TASK BRIEF: Transcribe the material word for word, but without the images.

[Stored data entries]
====================
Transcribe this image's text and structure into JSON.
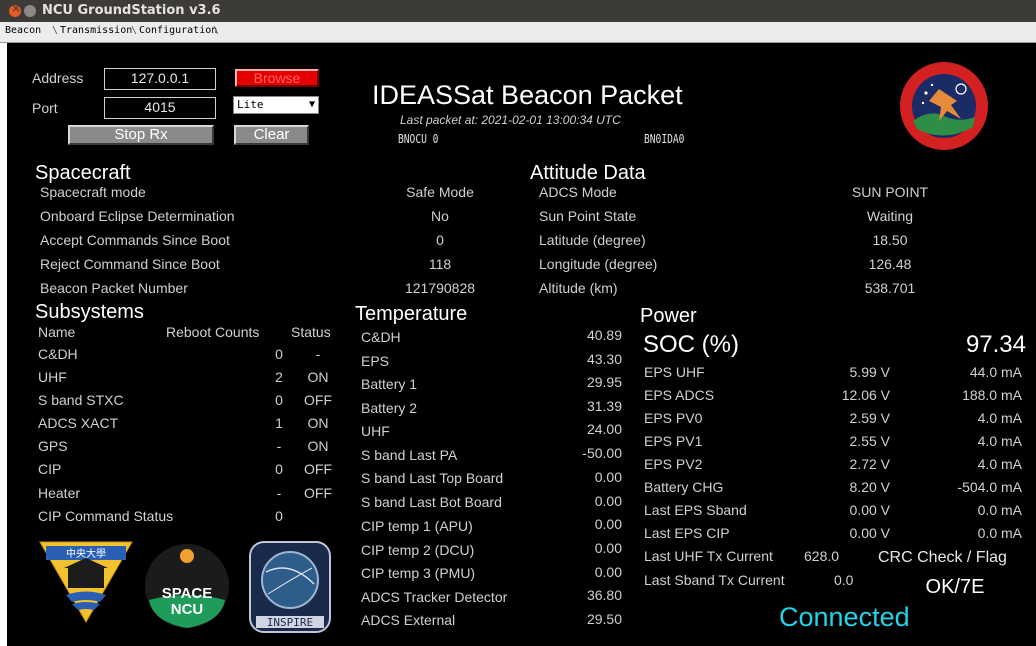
{
  "window": {
    "title": "NCU GroundStation v3.6"
  },
  "tabs": [
    "Beacon",
    "Transmission",
    "Configuration"
  ],
  "controls": {
    "address_label": "Address",
    "address_value": "127.0.0.1",
    "port_label": "Port",
    "port_value": "4015",
    "browse_label": "Browse",
    "mode_select": "Lite",
    "stop_label": "Stop Rx",
    "clear_label": "Clear"
  },
  "header": {
    "title": "IDEASSat Beacon Packet",
    "last_packet": "Last packet at: 2021-02-01 13:00:34 UTC",
    "call_from": "BNOCU 0",
    "call_to": "BN0IDA0"
  },
  "spacecraft": {
    "title": "Spacecraft",
    "rows": [
      {
        "label": "Spacecraft mode",
        "value": "Safe Mode"
      },
      {
        "label": "Onboard Eclipse Determination",
        "value": "No"
      },
      {
        "label": "Accept Commands Since Boot",
        "value": "0"
      },
      {
        "label": "Reject Command Since Boot",
        "value": "118"
      },
      {
        "label": "Beacon Packet Number",
        "value": "121790828"
      }
    ]
  },
  "attitude": {
    "title": "Attitude Data",
    "rows": [
      {
        "label": "ADCS Mode",
        "value": "SUN POINT"
      },
      {
        "label": "Sun Point State",
        "value": "Waiting"
      },
      {
        "label": "Latitude (degree)",
        "value": "18.50"
      },
      {
        "label": "Longitude (degree)",
        "value": "126.48"
      },
      {
        "label": "Altitude (km)",
        "value": "538.701"
      }
    ]
  },
  "subsystems": {
    "title": "Subsystems",
    "col_name": "Name",
    "col_reboot": "Reboot Counts",
    "col_status": "Status",
    "rows": [
      {
        "name": "C&DH",
        "reboot": "0",
        "status": "-"
      },
      {
        "name": "UHF",
        "reboot": "2",
        "status": "ON"
      },
      {
        "name": "S band STXC",
        "reboot": "0",
        "status": "OFF"
      },
      {
        "name": "ADCS XACT",
        "reboot": "1",
        "status": "ON"
      },
      {
        "name": "GPS",
        "reboot": "-",
        "status": "ON"
      },
      {
        "name": "CIP",
        "reboot": "0",
        "status": "OFF"
      },
      {
        "name": "Heater",
        "reboot": "-",
        "status": "OFF"
      },
      {
        "name": "CIP Command Status",
        "reboot": "0",
        "status": ""
      }
    ]
  },
  "temperature": {
    "title": "Temperature",
    "rows": [
      {
        "label": "C&DH",
        "value": "40.89"
      },
      {
        "label": "EPS",
        "value": "43.30"
      },
      {
        "label": "Battery 1",
        "value": "29.95"
      },
      {
        "label": "Battery 2",
        "value": "31.39"
      },
      {
        "label": "UHF",
        "value": "24.00"
      },
      {
        "label": "S band Last PA",
        "value": "-50.00"
      },
      {
        "label": "S band Last Top Board",
        "value": "0.00"
      },
      {
        "label": "S band Last Bot Board",
        "value": "0.00"
      },
      {
        "label": "CIP temp 1 (APU)",
        "value": "0.00"
      },
      {
        "label": "CIP temp 2 (DCU)",
        "value": "0.00"
      },
      {
        "label": "CIP temp 3 (PMU)",
        "value": "0.00"
      },
      {
        "label": "ADCS Tracker Detector",
        "value": "36.80"
      },
      {
        "label": "ADCS External",
        "value": "29.50"
      }
    ]
  },
  "power": {
    "title": "Power",
    "soc_label": "SOC (%)",
    "soc_value": "97.34",
    "rows": [
      {
        "label": "EPS UHF",
        "voltage": "5.99 V",
        "current": "44.0 mA"
      },
      {
        "label": "EPS ADCS",
        "voltage": "12.06 V",
        "current": "188.0 mA"
      },
      {
        "label": "EPS PV0",
        "voltage": "2.59 V",
        "current": "4.0 mA"
      },
      {
        "label": "EPS PV1",
        "voltage": "2.55 V",
        "current": "4.0 mA"
      },
      {
        "label": "EPS PV2",
        "voltage": "2.72 V",
        "current": "4.0 mA"
      },
      {
        "label": "Battery CHG",
        "voltage": "8.20 V",
        "current": "-504.0 mA"
      },
      {
        "label": "Last EPS Sband",
        "voltage": "0.00 V",
        "current": "0.0 mA"
      },
      {
        "label": "Last EPS CIP",
        "voltage": "0.00 V",
        "current": "0.0 mA"
      }
    ],
    "uhf_tx_label": "Last UHF Tx Current",
    "uhf_tx_value": "628.0",
    "sband_tx_label": "Last Sband Tx Current",
    "sband_tx_value": "0.0",
    "crc_label": "CRC Check / Flag",
    "crc_value": "OK/7E",
    "status": "Connected"
  },
  "logos": {
    "top_right": "IDEASSat",
    "space_ncu": "SPACE NCU",
    "inspire": "INSPIRE"
  },
  "colors": {
    "background": "#000000",
    "text": "#d0d0d0",
    "connected": "#1fd3e8",
    "browse": "#e40000"
  }
}
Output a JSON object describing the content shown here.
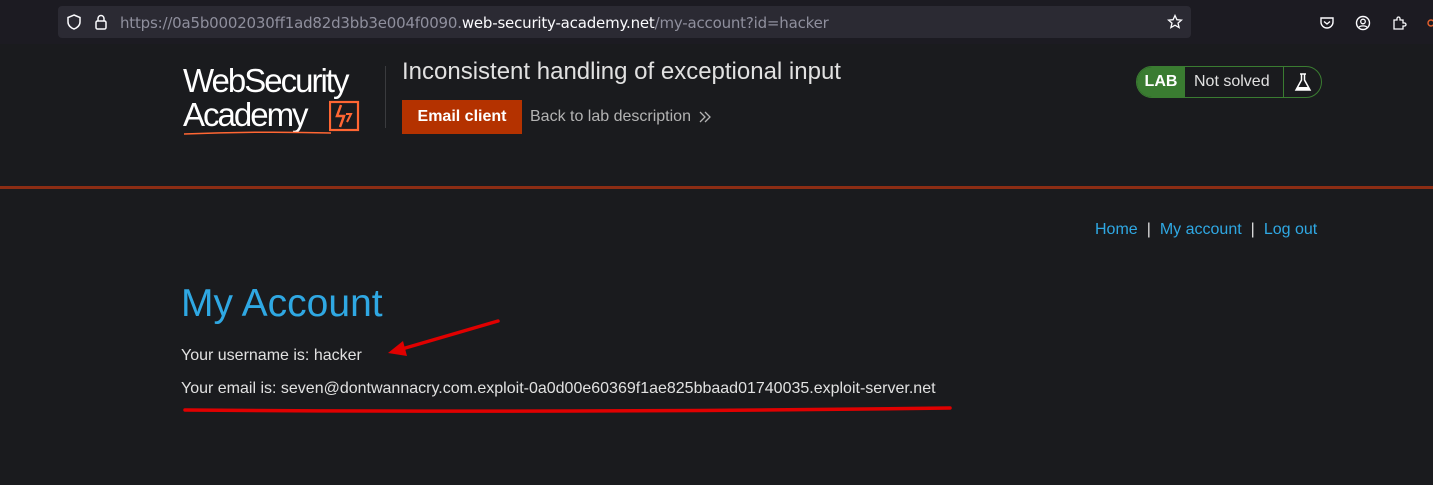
{
  "browser": {
    "url_prefix": "https://0a5b0002030ff1ad82d3bb3e004f0090.",
    "url_domain": "web-security-academy.net",
    "url_path": "/my-account?id=hacker"
  },
  "lab": {
    "logo_line1": "WebSecurity",
    "logo_line2": "Academy",
    "title": "Inconsistent handling of exceptional input",
    "email_client_label": "Email client",
    "back_label": "Back to lab description",
    "badge": "LAB",
    "status": "Not solved"
  },
  "nav": {
    "home": "Home",
    "my_account": "My account",
    "logout": "Log out",
    "separator": "|"
  },
  "account": {
    "heading": "My Account",
    "username_line": "Your username is: hacker",
    "email_line": "Your email is: seven@dontwannacry.com.exploit-0a0d00e60369f1ae825bbaad01740035.exploit-server.net"
  },
  "colors": {
    "accent_blue": "#2fa8e3",
    "email_button": "#b43200",
    "lab_green": "#3a7c31",
    "header_rule": "#8c2d14",
    "annotation_red": "#e00000"
  }
}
====================
RESPONSE TO THIS EXERCISE:
Transcribe this image's text and structure into JSON.
{
  "window": {
    "title": "NCU GroundStation v3.6"
  },
  "tabs": [
    "Beacon",
    "Transmission",
    "Configuration"
  ],
  "controls": {
    "address_label": "Address",
    "address_value": "127.0.0.1",
    "port_label": "Port",
    "port_value": "4015",
    "browse_label": "Browse",
    "mode_select": "Lite",
    "stop_label": "Stop Rx",
    "clear_label": "Clear"
  },
  "header": {
    "title": "IDEASSat Beacon Packet",
    "last_packet": "Last packet at: 2021-02-01 13:00:34 UTC",
    "call_from": "BNOCU 0",
    "call_to": "BN0IDA0"
  },
  "spacecraft": {
    "title": "Spacecraft",
    "rows": [
      {
        "label": "Spacecraft mode",
        "value": "Safe Mode"
      },
      {
        "label": "Onboard Eclipse Determination",
        "value": "No"
      },
      {
        "label": "Accept Commands Since Boot",
        "value": "0"
      },
      {
        "label": "Reject Command Since Boot",
        "value": "118"
      },
      {
        "label": "Beacon Packet Number",
        "value": "121790828"
      }
    ]
  },
  "attitude": {
    "title": "Attitude Data",
    "rows": [
      {
        "label": "ADCS Mode",
        "value": "SUN POINT"
      },
      {
        "label": "Sun Point State",
        "value": "Waiting"
      },
      {
        "label": "Latitude (degree)",
        "value": "18.50"
      },
      {
        "label": "Longitude (degree)",
        "value": "126.48"
      },
      {
        "label": "Altitude (km)",
        "value": "538.701"
      }
    ]
  },
  "subsystems": {
    "title": "Subsystems",
    "col_name": "Name",
    "col_reboot": "Reboot Counts",
    "col_status": "Status",
    "rows": [
      {
        "name": "C&DH",
        "reboot": "0",
        "status": "-"
      },
      {
        "name": "UHF",
        "reboot": "2",
        "status": "ON"
      },
      {
        "name": "S band STXC",
        "reboot": "0",
        "status": "OFF"
      },
      {
        "name": "ADCS XACT",
        "reboot": "1",
        "status": "ON"
      },
      {
        "name": "GPS",
        "reboot": "-",
        "status": "ON"
      },
      {
        "name": "CIP",
        "reboot": "0",
        "status": "OFF"
      },
      {
        "name": "Heater",
        "reboot": "-",
        "status": "OFF"
      },
      {
        "name": "CIP Command Status",
        "reboot": "0",
        "status": ""
      }
    ]
  },
  "temperature": {
    "title": "Temperature",
    "rows": [
      {
        "label": "C&DH",
        "value": "40.89"
      },
      {
        "label": "EPS",
        "value": "43.30"
      },
      {
        "label": "Battery 1",
        "value": "29.95"
      },
      {
        "label": "Battery 2",
        "value": "31.39"
      },
      {
        "label": "UHF",
        "value": "24.00"
      },
      {
        "label": "S band Last PA",
        "value": "-50.00"
      },
      {
        "label": "S band Last Top Board",
        "value": "0.00"
      },
      {
        "label": "S band Last Bot Board",
        "value": "0.00"
      },
      {
        "label": "CIP temp 1 (APU)",
        "value": "0.00"
      },
      {
        "label": "CIP temp 2 (DCU)",
        "value": "0.00"
      },
      {
        "label": "CIP temp 3 (PMU)",
        "value": "0.00"
      },
      {
        "label": "ADCS Tracker Detector",
        "value": "36.80"
      },
      {
        "label": "ADCS External",
        "value": "29.50"
      }
    ]
  },
  "power": {
    "title": "Power",
    "soc_label": "SOC (%)",
    "soc_value": "97.34",
    "rows": [
      {
        "label": "EPS UHF",
        "voltage": "5.99 V",
        "current": "44.0 mA"
      },
      {
        "label": "EPS ADCS",
        "voltage": "12.06 V",
        "current": "188.0 mA"
      },
      {
        "label": "EPS PV0",
        "voltage": "2.59 V",
        "current": "4.0 mA"
      },
      {
        "label": "EPS PV1",
        "voltage": "2.55 V",
        "current": "4.0 mA"
      },
      {
        "label": "EPS PV2",
        "voltage": "2.72 V",
        "current": "4.0 mA"
      },
      {
        "label": "Battery CHG",
        "voltage": "8.20 V",
        "current": "-504.0 mA"
      },
      {
        "label": "Last EPS Sband",
        "voltage": "0.00 V",
        "current": "0.0 mA"
      },
      {
        "label": "Last EPS CIP",
        "voltage": "0.00 V",
        "current": "0.0 mA"
      }
    ],
    "uhf_tx_label": "Last UHF Tx Current",
    "uhf_tx_value": "628.0",
    "sband_tx_label": "Last Sband Tx Current",
    "sband_tx_value": "0.0",
    "crc_label": "CRC Check / Flag",
    "crc_value": "OK/7E",
    "status": "Connected"
  },
  "logos": {
    "top_right": "IDEASSat",
    "space_ncu": "SPACE NCU",
    "inspire": "INSPIRE"
  },
  "colors": {
    "background": "#000000",
    "text": "#d0d0d0",
    "connected": "#1fd3e8",
    "browse": "#e40000"
  }
}
Output a JSON object describing the content shown here.
{
  "browser": {
    "url_prefix": "https://0a5b0002030ff1ad82d3bb3e004f0090.",
    "url_domain": "web-security-academy.net",
    "url_path": "/my-account?id=hacker"
  },
  "lab": {
    "logo_line1": "WebSecurity",
    "logo_line2": "Academy",
    "title": "Inconsistent handling of exceptional input",
    "email_client_label": "Email client",
    "back_label": "Back to lab description",
    "badge": "LAB",
    "status": "Not solved"
  },
  "nav": {
    "home": "Home",
    "my_account": "My account",
    "logout": "Log out",
    "separator": "|"
  },
  "account": {
    "heading": "My Account",
    "username_line": "Your username is: hacker",
    "email_line": "Your email is: seven@dontwannacry.com.exploit-0a0d00e60369f1ae825bbaad01740035.exploit-server.net"
  },
  "colors": {
    "accent_blue": "#2fa8e3",
    "email_button": "#b43200",
    "lab_green": "#3a7c31",
    "header_rule": "#8c2d14",
    "annotation_red": "#e00000"
  }
}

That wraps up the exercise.